═════ Document extract ═════
I cried when I was 10 and read Where The Red Fern Grows. I defy any child to read that and not lose it. It’s almost cheating, in a way.
We had a lecture on King Lear today, and I can absolutely see how that would move somebody to tears. Interestingly, when they found John Keats’ copy of Shakespeare, the two plays that were annotated the most were Lear and Midsummer. Lear was supposedly his favorite.
He also introduced Keats by reading us a poem that he said was by someone “our age” and then I realized his was right. Many of his best poems were written when he was 21 or 22 years old. Makes me feel like I’ve wasted quite a bit of time.
═════ Information provided ═════
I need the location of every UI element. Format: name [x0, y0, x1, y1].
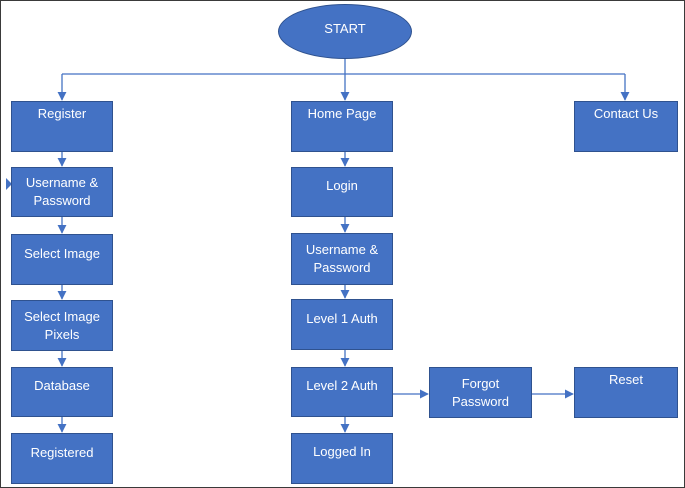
═════
* **Goals**
A - Reproduce the reflection on reading and Keats from "He also introduced" to "bit of time.".
B - Continue the reflection on reading and Keats, starting after its last sentence.

* **Results**
A -
He also introduced Keats by reading us a poem that he said was by someone “our age” and then I realized his was right. Many of his best poems were written when he was 21 or 22 years old. Makes me feel like I’ve wasted quite a bit of time.

B -
I feel differently about a movie if it moved me to tears. Even if I didn’t like the movie as a whole, if it made me cry at some point (usually at the end, but not always) I judge it a more worthy movie than I would have otherwise. I think sometimes we cry out of recognition of something deep inside of us that the painting/book/movie/music has touched upon, and the recognition is stunning.
I was warned in advance about Where the Red Fern Grows and it still tore me up inside. From what I recall, I felt despair more than anything else. I felt the author was being cruel to me. Then when I thought about it, I definitely felt manipulated. The television show “Lost” is pretty manipulative in a similar way, but it still works on me.